Written instruction ▸ Omit the pictures, please, and give each record below again exactly.

Provided information ▸
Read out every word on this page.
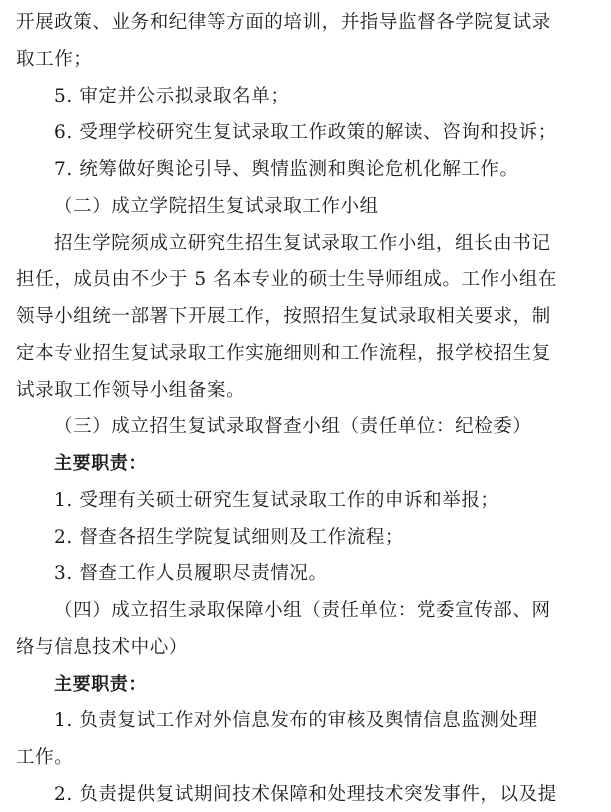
开展政策、业务和纪律等方面的培训，并指导监督各学院复试录
取工作；
5. 审定并公示拟录取名单；
6. 受理学校研究生复试录取工作政策的解读、咨询和投诉；
7. 统筹做好舆论引导、舆情监测和舆论危机化解工作。
（二）成立学院招生复试录取工作小组
招生学院须成立研究生招生复试录取工作小组，组长由书记
担任，成员由不少于 5 名本专业的硕士生导师组成。工作小组在
领导小组统一部署下开展工作，按照招生复试录取相关要求，制
定本专业招生复试录取工作实施细则和工作流程，报学校招生复
试录取工作领导小组备案。
（三）成立招生复试录取督查小组（责任单位：纪检委）
主要职责：
1. 受理有关硕士研究生复试录取工作的申诉和举报；
2. 督查各招生学院复试细则及工作流程；
3. 督查工作人员履职尽责情况。
（四）成立招生录取保障小组（责任单位：党委宣传部、网
络与信息技术中心）
主要职责：
1. 负责复试工作对外信息发布的审核及舆情信息监测处理
工作。
2. 负责提供复试期间技术保障和处理技术突发事件，以及提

Answer for this exercise ▸
Read out every word on this page.
开展政策、业务和纪律等方面的培训，并指导监督各学院复试录
取工作；
5. 审定并公示拟录取名单；
6. 受理学校研究生复试录取工作政策的解读、咨询和投诉；
7. 统筹做好舆论引导、舆情监测和舆论危机化解工作。
（二）成立学院招生复试录取工作小组
招生学院须成立研究生招生复试录取工作小组，组长由书记
担任，成员由不少于 5 名本专业的硕士生导师组成。工作小组在
领导小组统一部署下开展工作，按照招生复试录取相关要求，制
定本专业招生复试录取工作实施细则和工作流程，报学校招生复
试录取工作领导小组备案。
（三）成立招生复试录取督查小组（责任单位：纪检委）
主要职责：
1. 受理有关硕士研究生复试录取工作的申诉和举报；
2. 督查各招生学院复试细则及工作流程；
3. 督查工作人员履职尽责情况。
（四）成立招生录取保障小组（责任单位：党委宣传部、网
络与信息技术中心）
主要职责：
1. 负责复试工作对外信息发布的审核及舆情信息监测处理
工作。
2. 负责提供复试期间技术保障和处理技术突发事件，以及提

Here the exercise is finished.